• _Provided records_
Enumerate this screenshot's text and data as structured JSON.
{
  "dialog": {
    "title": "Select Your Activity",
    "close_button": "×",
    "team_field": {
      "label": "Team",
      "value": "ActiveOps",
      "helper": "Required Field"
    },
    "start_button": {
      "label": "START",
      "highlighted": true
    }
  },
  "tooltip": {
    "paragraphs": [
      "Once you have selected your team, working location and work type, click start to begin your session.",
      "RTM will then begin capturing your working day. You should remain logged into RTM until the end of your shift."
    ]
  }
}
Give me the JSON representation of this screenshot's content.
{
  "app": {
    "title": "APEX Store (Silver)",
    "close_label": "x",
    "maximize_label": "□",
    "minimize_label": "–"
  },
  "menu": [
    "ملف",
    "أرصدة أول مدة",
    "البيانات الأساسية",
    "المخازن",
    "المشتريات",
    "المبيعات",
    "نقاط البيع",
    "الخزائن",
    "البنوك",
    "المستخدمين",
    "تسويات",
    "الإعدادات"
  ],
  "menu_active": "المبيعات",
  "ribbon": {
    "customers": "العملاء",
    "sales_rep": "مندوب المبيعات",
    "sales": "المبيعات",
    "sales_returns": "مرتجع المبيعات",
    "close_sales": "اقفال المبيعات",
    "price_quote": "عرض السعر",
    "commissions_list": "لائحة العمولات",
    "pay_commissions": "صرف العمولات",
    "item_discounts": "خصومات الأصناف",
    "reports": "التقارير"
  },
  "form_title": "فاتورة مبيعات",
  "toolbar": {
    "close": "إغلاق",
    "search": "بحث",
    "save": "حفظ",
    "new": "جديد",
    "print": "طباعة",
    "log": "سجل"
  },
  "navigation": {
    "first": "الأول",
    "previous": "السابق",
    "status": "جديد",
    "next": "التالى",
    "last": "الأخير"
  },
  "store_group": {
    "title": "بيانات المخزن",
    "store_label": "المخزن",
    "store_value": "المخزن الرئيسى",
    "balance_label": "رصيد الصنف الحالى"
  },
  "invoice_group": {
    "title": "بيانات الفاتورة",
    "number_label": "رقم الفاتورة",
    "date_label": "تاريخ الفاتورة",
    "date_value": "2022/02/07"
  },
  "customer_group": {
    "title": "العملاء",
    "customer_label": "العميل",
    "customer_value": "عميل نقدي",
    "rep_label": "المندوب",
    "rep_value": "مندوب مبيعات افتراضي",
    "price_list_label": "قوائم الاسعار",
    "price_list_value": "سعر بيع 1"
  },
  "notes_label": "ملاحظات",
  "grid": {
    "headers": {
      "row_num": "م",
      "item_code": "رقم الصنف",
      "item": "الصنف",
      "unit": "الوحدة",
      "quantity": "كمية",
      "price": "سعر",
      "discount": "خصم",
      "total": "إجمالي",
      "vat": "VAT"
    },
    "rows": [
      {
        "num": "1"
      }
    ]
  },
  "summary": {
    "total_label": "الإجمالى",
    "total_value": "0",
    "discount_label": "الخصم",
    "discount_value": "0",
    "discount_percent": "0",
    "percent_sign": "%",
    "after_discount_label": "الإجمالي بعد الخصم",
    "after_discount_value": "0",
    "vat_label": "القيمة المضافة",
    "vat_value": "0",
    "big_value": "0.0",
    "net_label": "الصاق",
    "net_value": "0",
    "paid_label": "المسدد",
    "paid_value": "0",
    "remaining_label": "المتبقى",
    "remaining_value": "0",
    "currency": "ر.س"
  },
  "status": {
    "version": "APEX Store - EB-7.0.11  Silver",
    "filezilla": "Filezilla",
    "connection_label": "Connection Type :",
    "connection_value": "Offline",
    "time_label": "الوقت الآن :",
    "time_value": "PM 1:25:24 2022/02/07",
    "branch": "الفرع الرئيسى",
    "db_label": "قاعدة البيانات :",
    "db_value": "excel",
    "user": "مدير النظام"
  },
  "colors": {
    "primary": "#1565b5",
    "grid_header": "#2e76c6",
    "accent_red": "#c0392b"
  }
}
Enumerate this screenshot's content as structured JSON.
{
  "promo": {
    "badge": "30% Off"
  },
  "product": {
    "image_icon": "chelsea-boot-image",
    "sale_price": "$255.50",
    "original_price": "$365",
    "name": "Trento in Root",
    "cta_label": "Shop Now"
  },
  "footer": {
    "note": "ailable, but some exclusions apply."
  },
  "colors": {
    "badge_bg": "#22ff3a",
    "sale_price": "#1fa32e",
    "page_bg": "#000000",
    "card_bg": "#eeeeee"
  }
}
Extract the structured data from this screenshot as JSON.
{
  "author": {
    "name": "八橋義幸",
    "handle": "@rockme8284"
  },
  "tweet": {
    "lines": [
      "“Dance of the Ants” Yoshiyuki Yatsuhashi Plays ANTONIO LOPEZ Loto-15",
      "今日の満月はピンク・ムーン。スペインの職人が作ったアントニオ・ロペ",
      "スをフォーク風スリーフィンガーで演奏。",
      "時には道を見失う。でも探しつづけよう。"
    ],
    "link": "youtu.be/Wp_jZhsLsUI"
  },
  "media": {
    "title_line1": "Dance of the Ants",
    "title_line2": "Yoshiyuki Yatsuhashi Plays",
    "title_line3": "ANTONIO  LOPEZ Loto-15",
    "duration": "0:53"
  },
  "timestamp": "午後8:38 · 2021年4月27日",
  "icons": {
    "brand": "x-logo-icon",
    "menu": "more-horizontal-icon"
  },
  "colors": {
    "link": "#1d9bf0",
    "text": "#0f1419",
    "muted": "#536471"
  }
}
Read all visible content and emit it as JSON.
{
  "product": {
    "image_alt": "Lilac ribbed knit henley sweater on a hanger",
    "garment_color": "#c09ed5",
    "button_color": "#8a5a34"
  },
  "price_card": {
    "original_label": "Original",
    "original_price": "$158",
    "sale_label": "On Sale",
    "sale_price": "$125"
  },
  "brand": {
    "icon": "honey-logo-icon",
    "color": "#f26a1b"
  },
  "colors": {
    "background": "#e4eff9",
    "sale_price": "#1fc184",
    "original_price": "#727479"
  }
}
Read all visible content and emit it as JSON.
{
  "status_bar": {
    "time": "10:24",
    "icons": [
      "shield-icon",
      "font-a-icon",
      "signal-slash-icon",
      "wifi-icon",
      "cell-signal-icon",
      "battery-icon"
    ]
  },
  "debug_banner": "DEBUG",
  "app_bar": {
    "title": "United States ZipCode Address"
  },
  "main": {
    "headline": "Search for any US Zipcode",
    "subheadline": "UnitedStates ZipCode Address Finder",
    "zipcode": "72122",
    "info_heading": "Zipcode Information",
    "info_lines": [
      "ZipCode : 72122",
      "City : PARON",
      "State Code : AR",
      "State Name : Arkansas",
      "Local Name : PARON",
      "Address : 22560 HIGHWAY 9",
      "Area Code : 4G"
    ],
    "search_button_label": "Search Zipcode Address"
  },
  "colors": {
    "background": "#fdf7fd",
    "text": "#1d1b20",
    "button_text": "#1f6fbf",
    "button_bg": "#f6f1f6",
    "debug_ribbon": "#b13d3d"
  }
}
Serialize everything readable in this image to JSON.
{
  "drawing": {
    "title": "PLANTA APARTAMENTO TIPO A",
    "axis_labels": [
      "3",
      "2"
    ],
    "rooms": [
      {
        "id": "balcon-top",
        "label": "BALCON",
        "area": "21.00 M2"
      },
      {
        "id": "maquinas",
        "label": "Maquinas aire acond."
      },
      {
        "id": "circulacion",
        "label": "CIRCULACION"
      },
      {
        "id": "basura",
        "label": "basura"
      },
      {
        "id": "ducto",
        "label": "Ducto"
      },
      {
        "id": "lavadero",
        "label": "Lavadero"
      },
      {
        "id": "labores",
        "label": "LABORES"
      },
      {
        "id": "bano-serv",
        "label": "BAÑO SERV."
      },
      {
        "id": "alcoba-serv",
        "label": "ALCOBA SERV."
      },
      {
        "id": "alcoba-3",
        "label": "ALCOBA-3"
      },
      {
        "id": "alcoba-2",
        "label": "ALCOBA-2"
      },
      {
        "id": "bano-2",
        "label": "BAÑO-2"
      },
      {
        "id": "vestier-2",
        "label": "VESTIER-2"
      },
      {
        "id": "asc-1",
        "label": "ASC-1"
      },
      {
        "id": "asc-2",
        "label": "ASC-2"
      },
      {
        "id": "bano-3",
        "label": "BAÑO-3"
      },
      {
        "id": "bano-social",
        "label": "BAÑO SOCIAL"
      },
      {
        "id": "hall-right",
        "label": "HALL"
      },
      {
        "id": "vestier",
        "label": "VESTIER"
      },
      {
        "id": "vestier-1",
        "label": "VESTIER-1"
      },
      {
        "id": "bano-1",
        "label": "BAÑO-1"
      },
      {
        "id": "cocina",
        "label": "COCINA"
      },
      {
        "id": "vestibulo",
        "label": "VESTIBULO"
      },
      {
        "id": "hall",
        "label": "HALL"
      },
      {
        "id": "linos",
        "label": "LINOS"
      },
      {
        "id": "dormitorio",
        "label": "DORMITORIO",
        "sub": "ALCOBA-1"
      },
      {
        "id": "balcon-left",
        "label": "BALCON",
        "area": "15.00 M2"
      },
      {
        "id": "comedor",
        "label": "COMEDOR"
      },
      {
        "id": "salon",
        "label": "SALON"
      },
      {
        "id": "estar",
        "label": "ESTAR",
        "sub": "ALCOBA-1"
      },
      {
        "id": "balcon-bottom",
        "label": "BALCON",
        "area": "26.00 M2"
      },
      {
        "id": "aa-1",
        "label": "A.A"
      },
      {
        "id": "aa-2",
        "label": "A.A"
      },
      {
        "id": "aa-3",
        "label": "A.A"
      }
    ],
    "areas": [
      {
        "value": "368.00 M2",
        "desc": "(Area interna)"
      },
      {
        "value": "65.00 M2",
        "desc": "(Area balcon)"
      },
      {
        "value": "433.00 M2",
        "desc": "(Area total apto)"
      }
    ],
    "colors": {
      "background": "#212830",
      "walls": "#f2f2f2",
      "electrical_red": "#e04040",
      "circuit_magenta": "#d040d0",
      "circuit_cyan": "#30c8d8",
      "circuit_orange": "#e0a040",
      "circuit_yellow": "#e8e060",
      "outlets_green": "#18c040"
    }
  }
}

• _Problem description_
Scan the lines above for "working", then copy every one that has it.

• _Response to this exercise_
      "Once you have selected your team, working location and work type, click start to begin your session.",
      "RTM will then begin capturing your working day. You should remain logged into RTM until the end of your shift."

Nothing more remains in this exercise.